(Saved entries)
# # # # # # #

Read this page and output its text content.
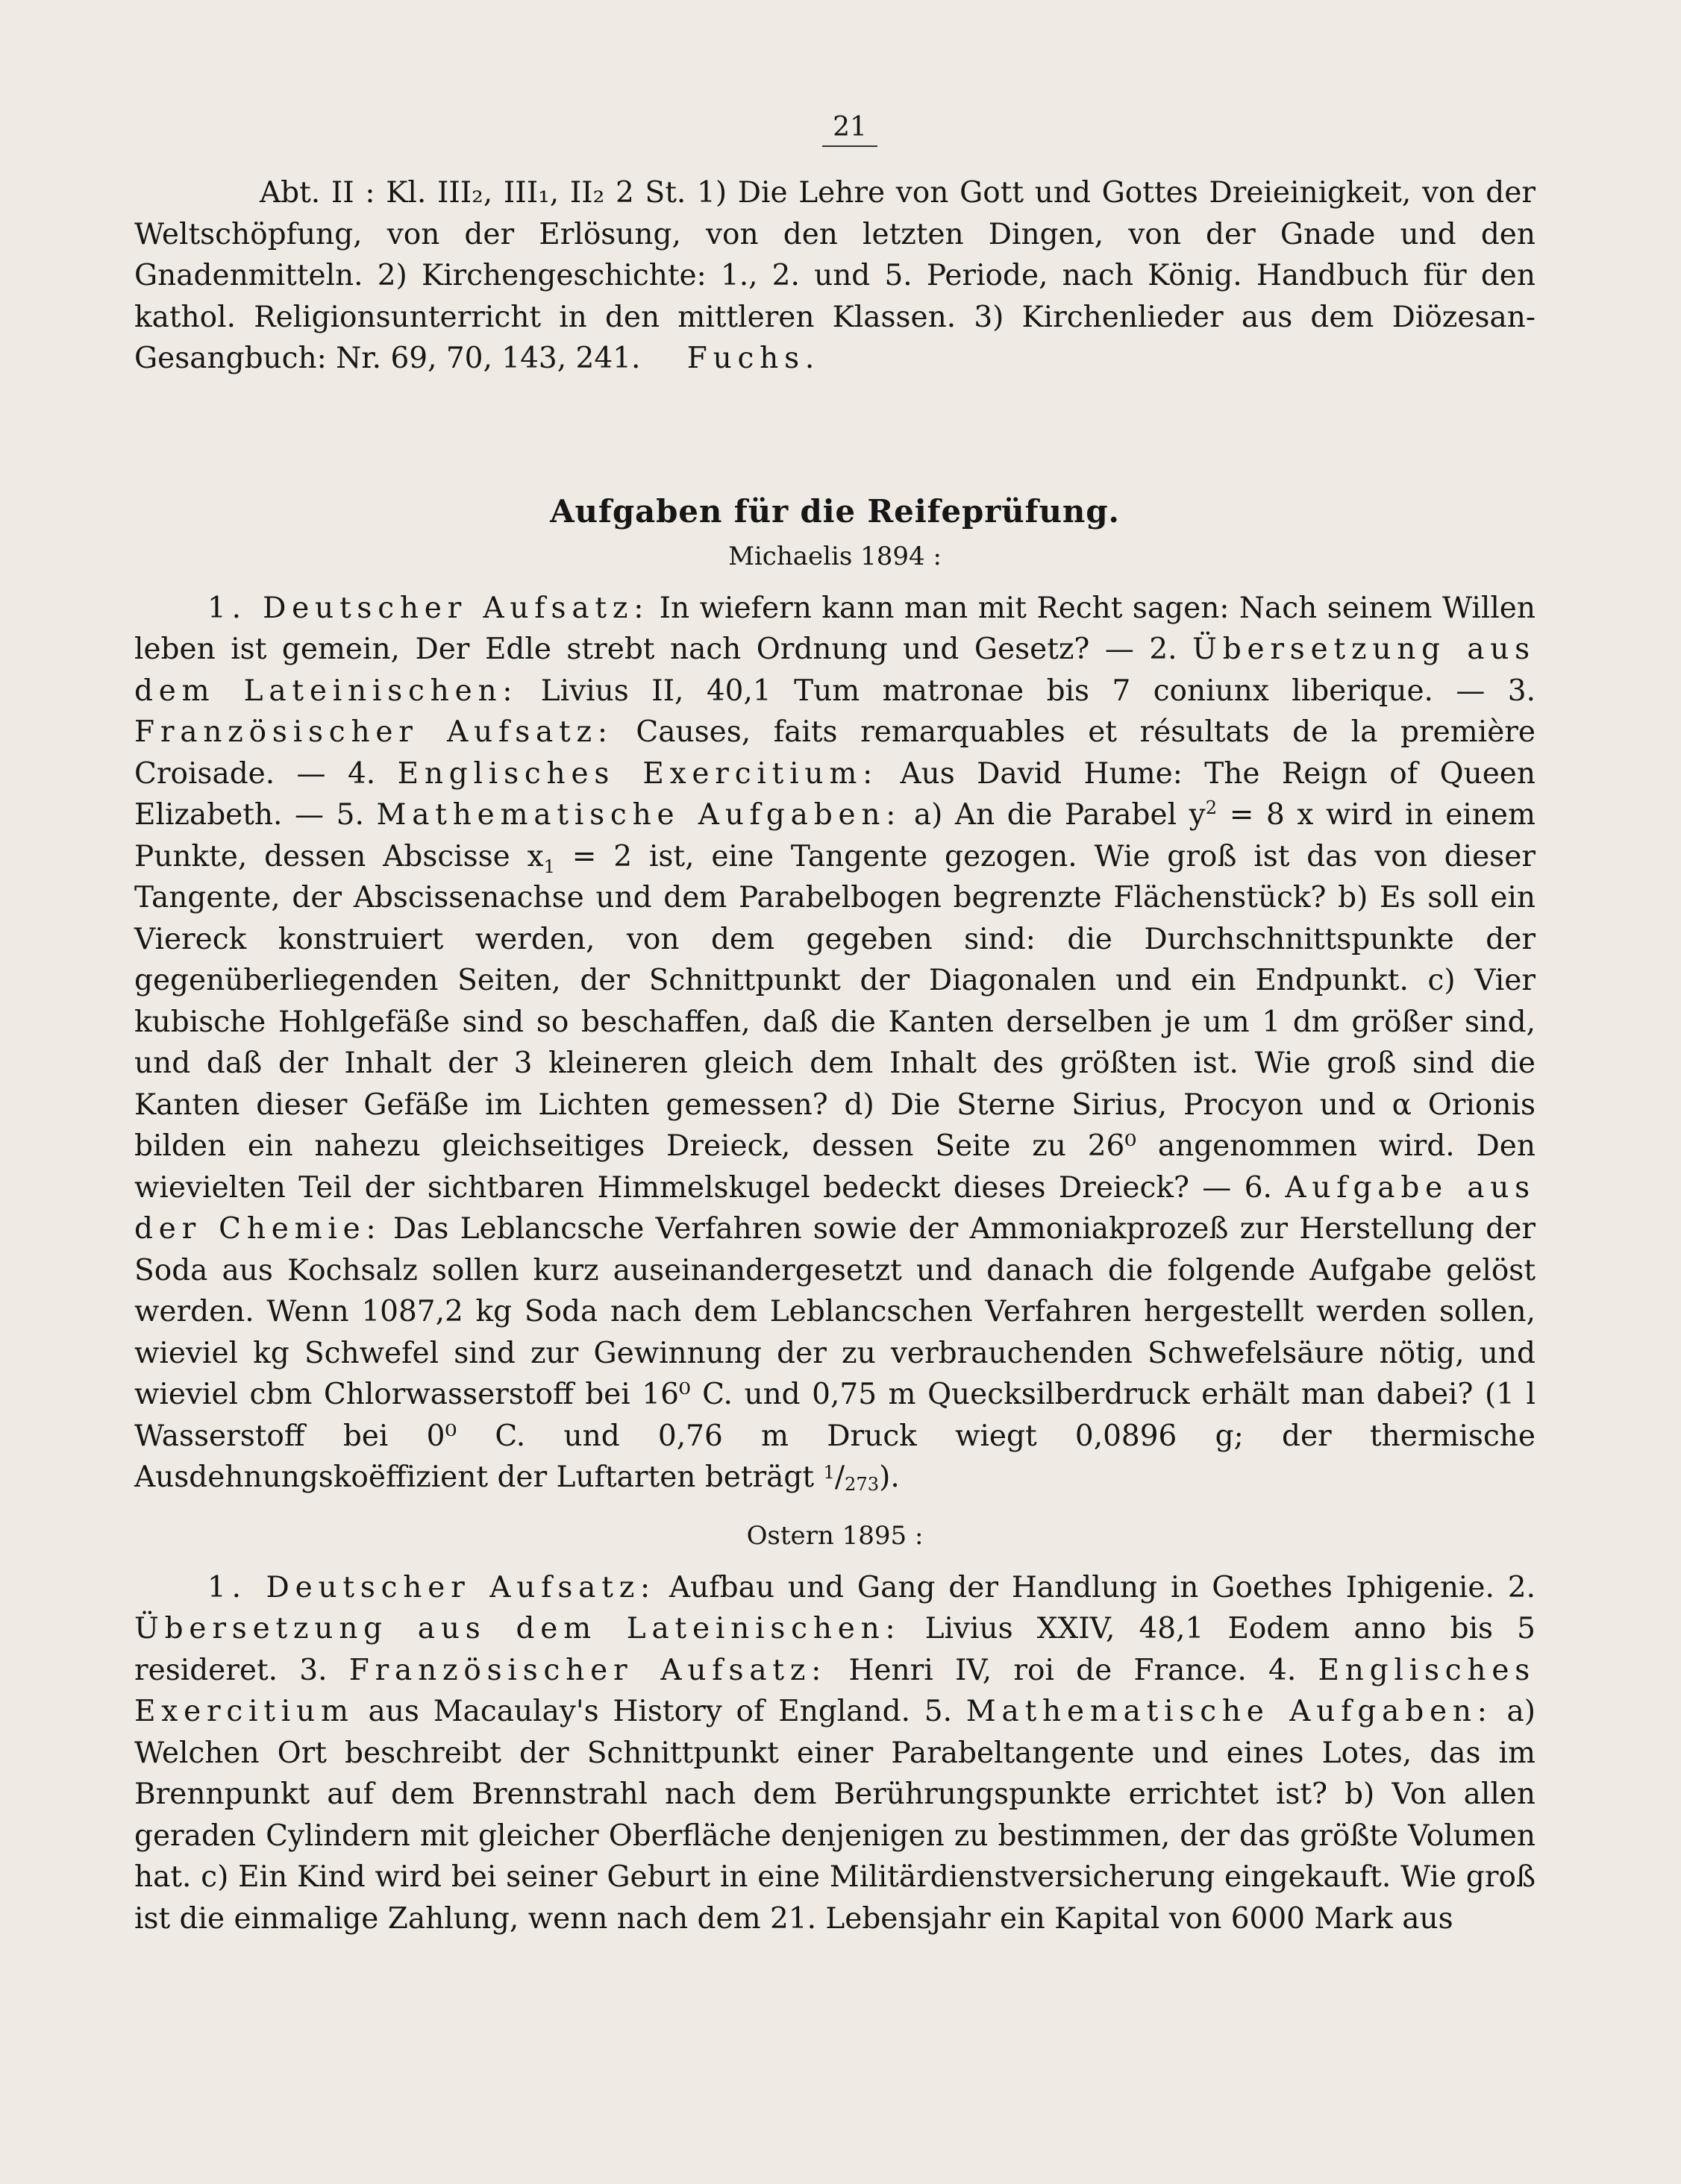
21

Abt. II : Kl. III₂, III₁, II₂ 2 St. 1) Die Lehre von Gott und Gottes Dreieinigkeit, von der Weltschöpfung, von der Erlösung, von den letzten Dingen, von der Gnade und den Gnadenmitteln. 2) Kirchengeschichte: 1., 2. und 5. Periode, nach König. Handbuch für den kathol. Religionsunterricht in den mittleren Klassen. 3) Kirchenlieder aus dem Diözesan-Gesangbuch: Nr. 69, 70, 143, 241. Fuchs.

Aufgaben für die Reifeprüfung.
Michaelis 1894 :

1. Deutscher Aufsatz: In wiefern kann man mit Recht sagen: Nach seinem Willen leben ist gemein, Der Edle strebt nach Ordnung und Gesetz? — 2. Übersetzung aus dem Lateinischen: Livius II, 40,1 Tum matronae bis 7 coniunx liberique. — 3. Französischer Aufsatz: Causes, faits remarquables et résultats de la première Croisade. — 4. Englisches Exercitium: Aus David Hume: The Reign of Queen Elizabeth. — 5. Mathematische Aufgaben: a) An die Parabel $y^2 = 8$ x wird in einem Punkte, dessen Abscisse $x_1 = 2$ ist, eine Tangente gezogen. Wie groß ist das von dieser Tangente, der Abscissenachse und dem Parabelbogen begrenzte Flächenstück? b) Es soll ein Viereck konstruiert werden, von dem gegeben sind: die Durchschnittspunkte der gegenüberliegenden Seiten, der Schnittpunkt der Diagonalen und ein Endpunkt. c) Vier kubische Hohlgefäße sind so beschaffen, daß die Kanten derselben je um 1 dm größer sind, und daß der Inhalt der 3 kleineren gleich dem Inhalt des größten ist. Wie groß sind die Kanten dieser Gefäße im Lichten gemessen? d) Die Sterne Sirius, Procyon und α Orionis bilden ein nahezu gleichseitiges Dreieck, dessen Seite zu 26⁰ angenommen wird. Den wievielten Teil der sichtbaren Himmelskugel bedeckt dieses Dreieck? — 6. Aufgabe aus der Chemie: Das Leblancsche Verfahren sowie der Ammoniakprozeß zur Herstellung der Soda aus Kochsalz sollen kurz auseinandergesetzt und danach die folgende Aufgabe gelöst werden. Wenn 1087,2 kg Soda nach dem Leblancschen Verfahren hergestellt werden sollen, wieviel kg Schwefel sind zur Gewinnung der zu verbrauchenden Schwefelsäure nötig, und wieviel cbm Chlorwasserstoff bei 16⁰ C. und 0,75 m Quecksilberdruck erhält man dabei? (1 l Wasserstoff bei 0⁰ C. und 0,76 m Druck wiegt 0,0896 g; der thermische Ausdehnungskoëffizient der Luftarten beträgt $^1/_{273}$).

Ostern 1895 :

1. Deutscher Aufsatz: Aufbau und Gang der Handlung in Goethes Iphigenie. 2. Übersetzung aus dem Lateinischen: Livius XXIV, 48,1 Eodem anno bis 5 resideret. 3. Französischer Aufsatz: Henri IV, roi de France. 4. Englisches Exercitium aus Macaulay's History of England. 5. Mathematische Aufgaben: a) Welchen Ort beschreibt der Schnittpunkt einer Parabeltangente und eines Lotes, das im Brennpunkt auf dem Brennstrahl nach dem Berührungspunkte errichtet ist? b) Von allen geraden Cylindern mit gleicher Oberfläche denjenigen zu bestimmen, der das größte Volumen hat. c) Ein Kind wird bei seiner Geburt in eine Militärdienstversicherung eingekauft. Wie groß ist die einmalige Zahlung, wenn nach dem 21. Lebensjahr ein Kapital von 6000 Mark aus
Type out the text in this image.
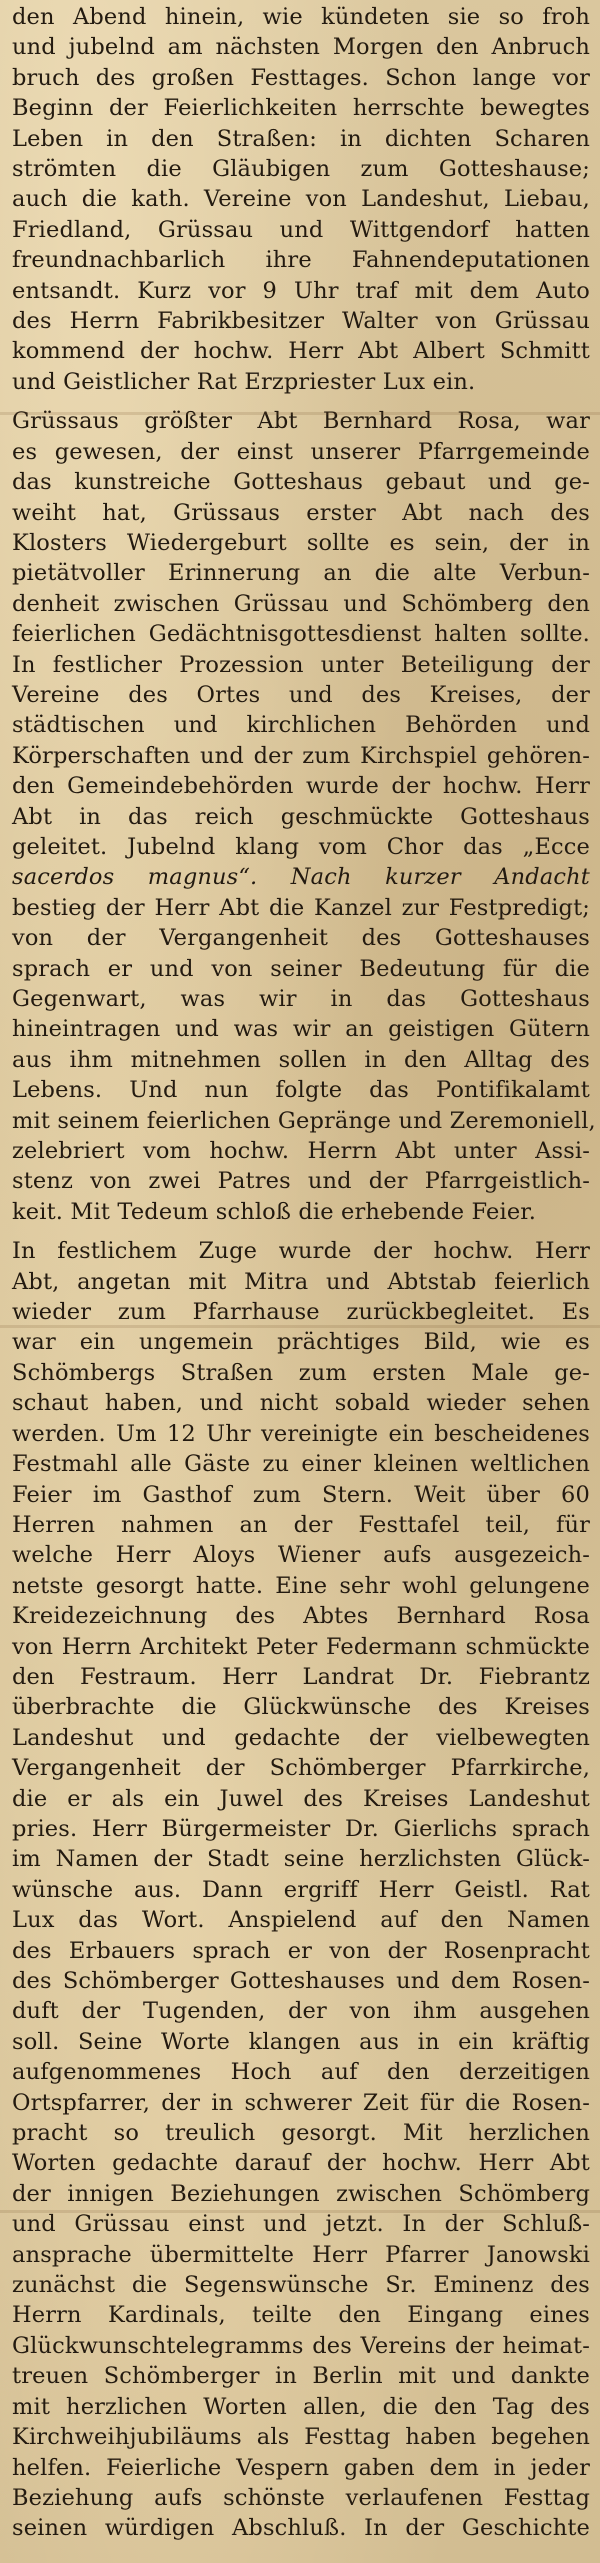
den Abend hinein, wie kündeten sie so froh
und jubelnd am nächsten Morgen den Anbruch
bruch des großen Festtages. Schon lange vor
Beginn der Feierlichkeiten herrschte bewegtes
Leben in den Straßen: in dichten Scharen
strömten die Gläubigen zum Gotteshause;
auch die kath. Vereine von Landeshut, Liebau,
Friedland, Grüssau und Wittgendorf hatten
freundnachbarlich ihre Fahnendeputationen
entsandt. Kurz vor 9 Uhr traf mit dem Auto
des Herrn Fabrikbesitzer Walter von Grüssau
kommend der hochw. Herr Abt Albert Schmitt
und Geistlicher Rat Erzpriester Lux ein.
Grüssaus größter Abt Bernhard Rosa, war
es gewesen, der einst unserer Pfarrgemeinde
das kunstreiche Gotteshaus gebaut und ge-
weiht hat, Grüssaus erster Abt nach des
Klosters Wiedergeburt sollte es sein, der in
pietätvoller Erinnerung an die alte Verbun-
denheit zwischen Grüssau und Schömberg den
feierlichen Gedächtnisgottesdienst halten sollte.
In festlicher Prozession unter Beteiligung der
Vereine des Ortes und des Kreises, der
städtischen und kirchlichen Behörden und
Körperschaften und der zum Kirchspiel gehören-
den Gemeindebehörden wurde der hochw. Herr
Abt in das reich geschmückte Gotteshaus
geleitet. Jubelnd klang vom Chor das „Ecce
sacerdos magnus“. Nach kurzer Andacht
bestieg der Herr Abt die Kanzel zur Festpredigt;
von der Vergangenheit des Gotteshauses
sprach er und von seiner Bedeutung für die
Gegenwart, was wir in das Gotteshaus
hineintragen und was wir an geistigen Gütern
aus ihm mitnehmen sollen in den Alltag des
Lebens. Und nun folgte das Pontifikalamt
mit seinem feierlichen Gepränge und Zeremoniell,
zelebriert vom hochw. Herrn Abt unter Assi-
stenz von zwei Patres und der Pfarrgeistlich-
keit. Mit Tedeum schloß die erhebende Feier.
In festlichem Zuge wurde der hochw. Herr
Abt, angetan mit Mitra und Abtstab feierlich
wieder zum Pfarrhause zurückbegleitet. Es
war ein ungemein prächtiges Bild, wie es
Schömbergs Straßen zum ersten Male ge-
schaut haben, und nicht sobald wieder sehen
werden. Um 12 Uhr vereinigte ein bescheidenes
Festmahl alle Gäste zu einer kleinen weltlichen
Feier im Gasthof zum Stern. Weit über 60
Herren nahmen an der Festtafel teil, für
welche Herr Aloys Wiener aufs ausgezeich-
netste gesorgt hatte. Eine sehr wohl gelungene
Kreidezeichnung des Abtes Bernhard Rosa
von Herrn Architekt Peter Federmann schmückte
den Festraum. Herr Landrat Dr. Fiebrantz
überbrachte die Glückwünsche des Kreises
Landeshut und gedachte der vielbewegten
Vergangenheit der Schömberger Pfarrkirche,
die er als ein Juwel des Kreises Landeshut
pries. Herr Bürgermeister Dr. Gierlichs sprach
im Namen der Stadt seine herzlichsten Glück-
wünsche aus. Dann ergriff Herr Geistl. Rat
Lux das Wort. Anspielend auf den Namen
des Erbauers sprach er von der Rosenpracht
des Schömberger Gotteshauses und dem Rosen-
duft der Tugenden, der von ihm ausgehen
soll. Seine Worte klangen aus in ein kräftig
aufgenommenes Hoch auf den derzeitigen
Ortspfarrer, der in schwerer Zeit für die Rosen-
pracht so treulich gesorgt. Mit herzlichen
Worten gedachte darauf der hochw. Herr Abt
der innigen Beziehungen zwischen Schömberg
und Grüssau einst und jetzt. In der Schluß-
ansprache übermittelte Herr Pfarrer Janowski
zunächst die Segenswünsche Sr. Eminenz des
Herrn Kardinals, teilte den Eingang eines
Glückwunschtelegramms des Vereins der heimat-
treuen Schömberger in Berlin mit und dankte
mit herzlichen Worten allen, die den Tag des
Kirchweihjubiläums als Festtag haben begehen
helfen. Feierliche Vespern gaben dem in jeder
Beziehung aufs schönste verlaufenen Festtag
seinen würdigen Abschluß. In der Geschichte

# # # # # # #

### [TASK GOAL]
Pictures aside, restate all of the entries exactly.

### [ANSWER BOX]
Read this page and output its text content.
21

Abt. II : Kl. III₂, III₁, II₂ 2 St. 1) Die Lehre von Gott und Gottes Dreieinigkeit, von der Weltschöpfung, von der Erlösung, von den letzten Dingen, von der Gnade und den Gnadenmitteln. 2) Kirchengeschichte: 1., 2. und 5. Periode, nach König. Handbuch für den kathol. Religionsunterricht in den mittleren Klassen. 3) Kirchenlieder aus dem Diözesan-Gesangbuch: Nr. 69, 70, 143, 241. Fuchs.

Aufgaben für die Reifeprüfung.
Michaelis 1894 :

1. Deutscher Aufsatz: In wiefern kann man mit Recht sagen: Nach seinem Willen leben ist gemein, Der Edle strebt nach Ordnung und Gesetz? — 2. Übersetzung aus dem Lateinischen: Livius II, 40,1 Tum matronae bis 7 coniunx liberique. — 3. Französischer Aufsatz: Causes, faits remarquables et résultats de la première Croisade. — 4. Englisches Exercitium: Aus David Hume: The Reign of Queen Elizabeth. — 5. Mathematische Aufgaben: a) An die Parabel $y^2 = 8$ x wird in einem Punkte, dessen Abscisse $x_1 = 2$ ist, eine Tangente gezogen. Wie groß ist das von dieser Tangente, der Abscissenachse und dem Parabelbogen begrenzte Flächenstück? b) Es soll ein Viereck konstruiert werden, von dem gegeben sind: die Durchschnittspunkte der gegenüberliegenden Seiten, der Schnittpunkt der Diagonalen und ein Endpunkt. c) Vier kubische Hohlgefäße sind so beschaffen, daß die Kanten derselben je um 1 dm größer sind, und daß der Inhalt der 3 kleineren gleich dem Inhalt des größten ist. Wie groß sind die Kanten dieser Gefäße im Lichten gemessen? d) Die Sterne Sirius, Procyon und α Orionis bilden ein nahezu gleichseitiges Dreieck, dessen Seite zu 26⁰ angenommen wird. Den wievielten Teil der sichtbaren Himmelskugel bedeckt dieses Dreieck? — 6. Aufgabe aus der Chemie: Das Leblancsche Verfahren sowie der Ammoniakprozeß zur Herstellung der Soda aus Kochsalz sollen kurz auseinandergesetzt und danach die folgende Aufgabe gelöst werden. Wenn 1087,2 kg Soda nach dem Leblancschen Verfahren hergestellt werden sollen, wieviel kg Schwefel sind zur Gewinnung der zu verbrauchenden Schwefelsäure nötig, und wieviel cbm Chlorwasserstoff bei 16⁰ C. und 0,75 m Quecksilberdruck erhält man dabei? (1 l Wasserstoff bei 0⁰ C. und 0,76 m Druck wiegt 0,0896 g; der thermische Ausdehnungskoëffizient der Luftarten beträgt $^1/_{273}$).

Ostern 1895 :

1. Deutscher Aufsatz: Aufbau und Gang der Handlung in Goethes Iphigenie. 2. Übersetzung aus dem Lateinischen: Livius XXIV, 48,1 Eodem anno bis 5 resideret. 3. Französischer Aufsatz: Henri IV, roi de France. 4. Englisches Exercitium aus Macaulay's History of England. 5. Mathematische Aufgaben: a) Welchen Ort beschreibt der Schnittpunkt einer Parabeltangente und eines Lotes, das im Brennpunkt auf dem Brennstrahl nach dem Berührungspunkte errichtet ist? b) Von allen geraden Cylindern mit gleicher Oberfläche denjenigen zu bestimmen, der das größte Volumen hat. c) Ein Kind wird bei seiner Geburt in eine Militärdienstversicherung eingekauft. Wie groß ist die einmalige Zahlung, wenn nach dem 21. Lebensjahr ein Kapital von 6000 Mark aus
Type out the text in this image.
den Abend hinein, wie kündeten sie so froh
und jubelnd am nächsten Morgen den Anbruch
bruch des großen Festtages. Schon lange vor
Beginn der Feierlichkeiten herrschte bewegtes
Leben in den Straßen: in dichten Scharen
strömten die Gläubigen zum Gotteshause;
auch die kath. Vereine von Landeshut, Liebau,
Friedland, Grüssau und Wittgendorf hatten
freundnachbarlich ihre Fahnendeputationen
entsandt. Kurz vor 9 Uhr traf mit dem Auto
des Herrn Fabrikbesitzer Walter von Grüssau
kommend der hochw. Herr Abt Albert Schmitt
und Geistlicher Rat Erzpriester Lux ein.
Grüssaus größter Abt Bernhard Rosa, war
es gewesen, der einst unserer Pfarrgemeinde
das kunstreiche Gotteshaus gebaut und ge-
weiht hat, Grüssaus erster Abt nach des
Klosters Wiedergeburt sollte es sein, der in
pietätvoller Erinnerung an die alte Verbun-
denheit zwischen Grüssau und Schömberg den
feierlichen Gedächtnisgottesdienst halten sollte.
In festlicher Prozession unter Beteiligung der
Vereine des Ortes und des Kreises, der
städtischen und kirchlichen Behörden und
Körperschaften und der zum Kirchspiel gehören-
den Gemeindebehörden wurde der hochw. Herr
Abt in das reich geschmückte Gotteshaus
geleitet. Jubelnd klang vom Chor das „Ecce
sacerdos magnus“. Nach kurzer Andacht
bestieg der Herr Abt die Kanzel zur Festpredigt;
von der Vergangenheit des Gotteshauses
sprach er und von seiner Bedeutung für die
Gegenwart, was wir in das Gotteshaus
hineintragen und was wir an geistigen Gütern
aus ihm mitnehmen sollen in den Alltag des
Lebens. Und nun folgte das Pontifikalamt
mit seinem feierlichen Gepränge und Zeremoniell,
zelebriert vom hochw. Herrn Abt unter Assi-
stenz von zwei Patres und der Pfarrgeistlich-
keit. Mit Tedeum schloß die erhebende Feier.
In festlichem Zuge wurde der hochw. Herr
Abt, angetan mit Mitra und Abtstab feierlich
wieder zum Pfarrhause zurückbegleitet. Es
war ein ungemein prächtiges Bild, wie es
Schömbergs Straßen zum ersten Male ge-
schaut haben, und nicht sobald wieder sehen
werden. Um 12 Uhr vereinigte ein bescheidenes
Festmahl alle Gäste zu einer kleinen weltlichen
Feier im Gasthof zum Stern. Weit über 60
Herren nahmen an der Festtafel teil, für
welche Herr Aloys Wiener aufs ausgezeich-
netste gesorgt hatte. Eine sehr wohl gelungene
Kreidezeichnung des Abtes Bernhard Rosa
von Herrn Architekt Peter Federmann schmückte
den Festraum. Herr Landrat Dr. Fiebrantz
überbrachte die Glückwünsche des Kreises
Landeshut und gedachte der vielbewegten
Vergangenheit der Schömberger Pfarrkirche,
die er als ein Juwel des Kreises Landeshut
pries. Herr Bürgermeister Dr. Gierlichs sprach
im Namen der Stadt seine herzlichsten Glück-
wünsche aus. Dann ergriff Herr Geistl. Rat
Lux das Wort. Anspielend auf den Namen
des Erbauers sprach er von der Rosenpracht
des Schömberger Gotteshauses und dem Rosen-
duft der Tugenden, der von ihm ausgehen
soll. Seine Worte klangen aus in ein kräftig
aufgenommenes Hoch auf den derzeitigen
Ortspfarrer, der in schwerer Zeit für die Rosen-
pracht so treulich gesorgt. Mit herzlichen
Worten gedachte darauf der hochw. Herr Abt
der innigen Beziehungen zwischen Schömberg
und Grüssau einst und jetzt. In der Schluß-
ansprache übermittelte Herr Pfarrer Janowski
zunächst die Segenswünsche Sr. Eminenz des
Herrn Kardinals, teilte den Eingang eines
Glückwunschtelegramms des Vereins der heimat-
treuen Schömberger in Berlin mit und dankte
mit herzlichen Worten allen, die den Tag des
Kirchweihjubiläums als Festtag haben begehen
helfen. Feierliche Vespern gaben dem in jeder
Beziehung aufs schönste verlaufenen Festtag
seinen würdigen Abschluß. In der Geschichte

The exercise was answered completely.